◆ **SHORT TASK**
Return the full listing exactly as it is written.

◆ **ITEMS**
━━━━━━

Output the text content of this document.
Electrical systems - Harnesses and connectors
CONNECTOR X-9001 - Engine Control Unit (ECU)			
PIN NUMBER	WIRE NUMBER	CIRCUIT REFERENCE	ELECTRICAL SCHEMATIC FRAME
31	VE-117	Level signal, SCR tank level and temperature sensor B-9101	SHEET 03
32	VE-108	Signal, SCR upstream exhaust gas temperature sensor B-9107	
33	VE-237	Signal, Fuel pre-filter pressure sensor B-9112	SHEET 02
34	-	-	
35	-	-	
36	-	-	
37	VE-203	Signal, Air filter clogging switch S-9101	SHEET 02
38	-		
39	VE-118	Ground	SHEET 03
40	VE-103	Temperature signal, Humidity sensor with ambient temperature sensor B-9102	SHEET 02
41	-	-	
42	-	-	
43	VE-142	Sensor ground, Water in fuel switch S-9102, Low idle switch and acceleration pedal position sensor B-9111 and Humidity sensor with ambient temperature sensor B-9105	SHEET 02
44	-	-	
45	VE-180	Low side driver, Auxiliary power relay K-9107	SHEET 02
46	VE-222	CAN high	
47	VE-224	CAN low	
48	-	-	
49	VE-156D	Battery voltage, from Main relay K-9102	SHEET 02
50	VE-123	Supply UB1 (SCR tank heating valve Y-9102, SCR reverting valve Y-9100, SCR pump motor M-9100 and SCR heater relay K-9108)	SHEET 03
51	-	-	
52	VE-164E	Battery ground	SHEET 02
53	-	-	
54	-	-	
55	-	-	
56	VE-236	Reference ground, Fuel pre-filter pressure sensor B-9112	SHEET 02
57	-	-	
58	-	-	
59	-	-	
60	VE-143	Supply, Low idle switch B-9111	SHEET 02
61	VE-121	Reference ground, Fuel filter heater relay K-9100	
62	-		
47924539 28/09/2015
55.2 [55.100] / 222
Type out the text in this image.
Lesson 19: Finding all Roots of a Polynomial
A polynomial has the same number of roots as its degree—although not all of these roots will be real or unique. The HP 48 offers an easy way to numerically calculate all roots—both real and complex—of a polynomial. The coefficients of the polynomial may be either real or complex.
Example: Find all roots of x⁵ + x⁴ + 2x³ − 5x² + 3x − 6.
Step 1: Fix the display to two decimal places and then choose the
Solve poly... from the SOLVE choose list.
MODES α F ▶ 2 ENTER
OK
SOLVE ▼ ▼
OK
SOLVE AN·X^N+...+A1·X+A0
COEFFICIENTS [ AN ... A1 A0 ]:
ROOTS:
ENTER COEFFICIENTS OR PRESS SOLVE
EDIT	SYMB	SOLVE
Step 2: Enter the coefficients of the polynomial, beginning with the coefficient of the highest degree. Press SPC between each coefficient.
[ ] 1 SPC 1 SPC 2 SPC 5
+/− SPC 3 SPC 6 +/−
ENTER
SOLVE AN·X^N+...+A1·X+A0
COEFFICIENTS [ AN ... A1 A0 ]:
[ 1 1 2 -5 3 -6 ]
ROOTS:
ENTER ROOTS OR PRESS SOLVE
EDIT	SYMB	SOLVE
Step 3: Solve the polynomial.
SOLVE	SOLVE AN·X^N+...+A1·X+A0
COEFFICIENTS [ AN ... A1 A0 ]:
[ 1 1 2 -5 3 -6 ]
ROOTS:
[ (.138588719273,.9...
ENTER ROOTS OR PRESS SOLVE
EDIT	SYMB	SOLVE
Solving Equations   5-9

━━━━━━

◆ **ANSWER TO THIS TASK**
Output the text content of this document.
Electrical systems - Harnesses and connectors
CONNECTOR X-9001 - Engine Control Unit (ECU)			
PIN NUMBER	WIRE NUMBER	CIRCUIT REFERENCE	ELECTRICAL SCHEMATIC FRAME
31	VE-117	Level signal, SCR tank level and temperature sensor B-9101	SHEET 03
32	VE-108	Signal, SCR upstream exhaust gas temperature sensor B-9107	
33	VE-237	Signal, Fuel pre-filter pressure sensor B-9112	SHEET 02
34	-	-	
35	-	-	
36	-	-	
37	VE-203	Signal, Air filter clogging switch S-9101	SHEET 02
38	-		
39	VE-118	Ground	SHEET 03
40	VE-103	Temperature signal, Humidity sensor with ambient temperature sensor B-9102	SHEET 02
41	-	-	
42	-	-	
43	VE-142	Sensor ground, Water in fuel switch S-9102, Low idle switch and acceleration pedal position sensor B-9111 and Humidity sensor with ambient temperature sensor B-9105	SHEET 02
44	-	-	
45	VE-180	Low side driver, Auxiliary power relay K-9107	SHEET 02
46	VE-222	CAN high	
47	VE-224	CAN low	
48	-	-	
49	VE-156D	Battery voltage, from Main relay K-9102	SHEET 02
50	VE-123	Supply UB1 (SCR tank heating valve Y-9102, SCR reverting valve Y-9100, SCR pump motor M-9100 and SCR heater relay K-9108)	SHEET 03
51	-	-	
52	VE-164E	Battery ground	SHEET 02
53	-	-	
54	-	-	
55	-	-	
56	VE-236	Reference ground, Fuel pre-filter pressure sensor B-9112	SHEET 02
57	-	-	
58	-	-	
59	-	-	
60	VE-143	Supply, Low idle switch B-9111	SHEET 02
61	VE-121	Reference ground, Fuel filter heater relay K-9100	
62	-		
47924539 28/09/2015
55.2 [55.100] / 222
Type out the text in this image.
Lesson 19: Finding all Roots of a Polynomial
A polynomial has the same number of roots as its degree—although not all of these roots will be real or unique. The HP 48 offers an easy way to numerically calculate all roots—both real and complex—of a polynomial. The coefficients of the polynomial may be either real or complex.
Example: Find all roots of x⁵ + x⁴ + 2x³ − 5x² + 3x − 6.
Step 1: Fix the display to two decimal places and then choose the
Solve poly... from the SOLVE choose list.
MODES α F ▶ 2 ENTER
OK
SOLVE ▼ ▼
OK
SOLVE AN·X^N+...+A1·X+A0
COEFFICIENTS [ AN ... A1 A0 ]:
ROOTS:
ENTER COEFFICIENTS OR PRESS SOLVE
EDIT	SYMB	SOLVE
Step 2: Enter the coefficients of the polynomial, beginning with the coefficient of the highest degree. Press SPC between each coefficient.
[ ] 1 SPC 1 SPC 2 SPC 5
+/− SPC 3 SPC 6 +/−
ENTER
SOLVE AN·X^N+...+A1·X+A0
COEFFICIENTS [ AN ... A1 A0 ]:
[ 1 1 2 -5 3 -6 ]
ROOTS:
ENTER ROOTS OR PRESS SOLVE
EDIT	SYMB	SOLVE
Step 3: Solve the polynomial.
SOLVE	SOLVE AN·X^N+...+A1·X+A0
COEFFICIENTS [ AN ... A1 A0 ]:
[ 1 1 2 -5 3 -6 ]
ROOTS:
[ (.138588719273,.9...
ENTER ROOTS OR PRESS SOLVE
EDIT	SYMB	SOLVE
Solving Equations   5-9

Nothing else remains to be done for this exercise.